▶ Set problem:
Which lines run from the one containing "Output the text content of this document." to the end of the entries? Quote them exactly, and nothing else.

▶ Given records:
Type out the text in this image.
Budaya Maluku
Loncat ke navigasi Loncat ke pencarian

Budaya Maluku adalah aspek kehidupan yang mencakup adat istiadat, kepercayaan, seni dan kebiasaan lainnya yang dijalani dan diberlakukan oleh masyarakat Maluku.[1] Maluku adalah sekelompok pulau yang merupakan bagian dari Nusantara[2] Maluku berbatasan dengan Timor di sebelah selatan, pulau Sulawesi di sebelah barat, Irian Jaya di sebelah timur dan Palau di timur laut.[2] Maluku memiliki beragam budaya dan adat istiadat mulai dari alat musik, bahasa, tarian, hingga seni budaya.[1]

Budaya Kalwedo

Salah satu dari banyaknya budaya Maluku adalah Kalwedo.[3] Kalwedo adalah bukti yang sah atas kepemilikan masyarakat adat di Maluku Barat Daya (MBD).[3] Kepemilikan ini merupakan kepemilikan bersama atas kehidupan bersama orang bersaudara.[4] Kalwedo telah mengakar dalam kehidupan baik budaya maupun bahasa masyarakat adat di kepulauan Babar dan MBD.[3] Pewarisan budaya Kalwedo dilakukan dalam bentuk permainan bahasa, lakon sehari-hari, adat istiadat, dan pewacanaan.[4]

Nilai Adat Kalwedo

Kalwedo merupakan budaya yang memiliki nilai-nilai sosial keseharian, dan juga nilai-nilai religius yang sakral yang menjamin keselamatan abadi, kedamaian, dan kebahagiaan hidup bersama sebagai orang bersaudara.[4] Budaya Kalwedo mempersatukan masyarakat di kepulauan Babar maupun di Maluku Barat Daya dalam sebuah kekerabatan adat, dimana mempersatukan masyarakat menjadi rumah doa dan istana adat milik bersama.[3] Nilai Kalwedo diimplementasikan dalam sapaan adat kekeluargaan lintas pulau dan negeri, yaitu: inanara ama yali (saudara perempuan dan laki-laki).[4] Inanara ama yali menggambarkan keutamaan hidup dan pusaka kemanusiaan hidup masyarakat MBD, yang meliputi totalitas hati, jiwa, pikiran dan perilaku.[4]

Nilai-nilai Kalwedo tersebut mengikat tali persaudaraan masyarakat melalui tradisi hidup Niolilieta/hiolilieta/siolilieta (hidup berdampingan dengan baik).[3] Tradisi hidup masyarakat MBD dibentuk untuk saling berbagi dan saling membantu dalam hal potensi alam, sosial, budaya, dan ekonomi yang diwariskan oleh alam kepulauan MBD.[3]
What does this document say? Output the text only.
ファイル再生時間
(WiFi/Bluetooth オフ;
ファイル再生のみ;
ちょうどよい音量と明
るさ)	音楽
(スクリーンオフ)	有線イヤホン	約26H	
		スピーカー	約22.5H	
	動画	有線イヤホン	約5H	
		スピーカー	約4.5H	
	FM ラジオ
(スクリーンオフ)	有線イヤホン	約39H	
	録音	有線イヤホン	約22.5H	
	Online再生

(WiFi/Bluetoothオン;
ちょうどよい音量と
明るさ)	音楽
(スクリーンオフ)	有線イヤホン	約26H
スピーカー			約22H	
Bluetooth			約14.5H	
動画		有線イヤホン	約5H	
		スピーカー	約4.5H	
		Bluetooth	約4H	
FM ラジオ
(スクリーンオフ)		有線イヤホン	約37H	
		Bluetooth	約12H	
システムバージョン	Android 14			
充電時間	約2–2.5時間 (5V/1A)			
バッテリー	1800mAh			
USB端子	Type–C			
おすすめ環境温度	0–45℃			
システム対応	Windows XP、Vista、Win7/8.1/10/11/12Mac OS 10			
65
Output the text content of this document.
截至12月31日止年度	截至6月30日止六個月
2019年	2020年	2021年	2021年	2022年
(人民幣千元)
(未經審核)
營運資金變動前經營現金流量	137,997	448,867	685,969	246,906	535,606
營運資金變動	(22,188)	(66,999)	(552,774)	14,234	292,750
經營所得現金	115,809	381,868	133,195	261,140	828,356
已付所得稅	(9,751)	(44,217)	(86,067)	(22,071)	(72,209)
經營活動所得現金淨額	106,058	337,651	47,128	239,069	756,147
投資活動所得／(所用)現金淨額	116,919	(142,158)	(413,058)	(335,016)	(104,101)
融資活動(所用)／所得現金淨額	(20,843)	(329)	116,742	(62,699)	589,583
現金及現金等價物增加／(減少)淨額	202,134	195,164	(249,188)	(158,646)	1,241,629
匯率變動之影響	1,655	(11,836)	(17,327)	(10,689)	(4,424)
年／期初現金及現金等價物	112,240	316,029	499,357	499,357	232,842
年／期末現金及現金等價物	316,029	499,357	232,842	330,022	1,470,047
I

▶ Result:
Output the text content of this document.
截至12月31日止年度	截至6月30日止六個月
2019年	2020年	2021年	2021年	2022年
(人民幣千元)
(未經審核)
營運資金變動前經營現金流量	137,997	448,867	685,969	246,906	535,606
營運資金變動	(22,188)	(66,999)	(552,774)	14,234	292,750
經營所得現金	115,809	381,868	133,195	261,140	828,356
已付所得稅	(9,751)	(44,217)	(86,067)	(22,071)	(72,209)
經營活動所得現金淨額	106,058	337,651	47,128	239,069	756,147
投資活動所得／(所用)現金淨額	116,919	(142,158)	(413,058)	(335,016)	(104,101)
融資活動(所用)／所得現金淨額	(20,843)	(329)	116,742	(62,699)	589,583
現金及現金等價物增加／(減少)淨額	202,134	195,164	(249,188)	(158,646)	1,241,629
匯率變動之影響	1,655	(11,836)	(17,327)	(10,689)	(4,424)
年／期初現金及現金等價物	112,240	316,029	499,357	499,357	232,842
年／期末現金及現金等價物	316,029	499,357	232,842	330,022	1,470,047
I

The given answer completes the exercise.